Stored records:

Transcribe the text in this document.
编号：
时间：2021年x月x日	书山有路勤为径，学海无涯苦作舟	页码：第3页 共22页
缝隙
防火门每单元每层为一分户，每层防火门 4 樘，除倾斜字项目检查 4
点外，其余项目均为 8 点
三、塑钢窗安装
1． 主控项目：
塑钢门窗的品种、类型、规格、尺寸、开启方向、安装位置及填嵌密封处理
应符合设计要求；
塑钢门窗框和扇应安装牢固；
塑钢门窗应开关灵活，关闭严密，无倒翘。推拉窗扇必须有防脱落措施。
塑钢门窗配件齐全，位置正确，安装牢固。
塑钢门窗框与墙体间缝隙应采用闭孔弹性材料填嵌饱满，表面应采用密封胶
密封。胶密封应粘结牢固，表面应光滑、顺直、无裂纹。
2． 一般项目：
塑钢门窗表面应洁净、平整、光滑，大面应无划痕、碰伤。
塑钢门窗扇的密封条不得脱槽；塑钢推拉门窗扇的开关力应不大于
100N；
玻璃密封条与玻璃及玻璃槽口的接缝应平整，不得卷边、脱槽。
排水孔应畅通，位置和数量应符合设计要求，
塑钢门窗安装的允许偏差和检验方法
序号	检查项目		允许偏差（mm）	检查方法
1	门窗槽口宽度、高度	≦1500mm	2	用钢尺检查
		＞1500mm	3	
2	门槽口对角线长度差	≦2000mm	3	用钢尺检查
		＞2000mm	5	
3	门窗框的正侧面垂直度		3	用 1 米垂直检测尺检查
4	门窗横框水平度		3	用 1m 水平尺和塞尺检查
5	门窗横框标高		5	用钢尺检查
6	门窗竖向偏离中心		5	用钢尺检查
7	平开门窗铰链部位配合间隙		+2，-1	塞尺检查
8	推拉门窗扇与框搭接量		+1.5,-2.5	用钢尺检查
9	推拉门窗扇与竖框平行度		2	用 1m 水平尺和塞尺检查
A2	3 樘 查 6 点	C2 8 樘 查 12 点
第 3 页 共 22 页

- _Job_
Find all lines holding the string "用钢尺检查" and copy them.

- _Solution for this task_
1	门窗槽口宽度、高度	≦1500mm	2	用钢尺检查
2	门槽口对角线长度差	≦2000mm	3	用钢尺检查
5	门窗横框标高		5	用钢尺检查
6	门窗竖向偏离中心		5	用钢尺检查
8	推拉门窗扇与框搭接量		+1.5,-2.5	用钢尺检查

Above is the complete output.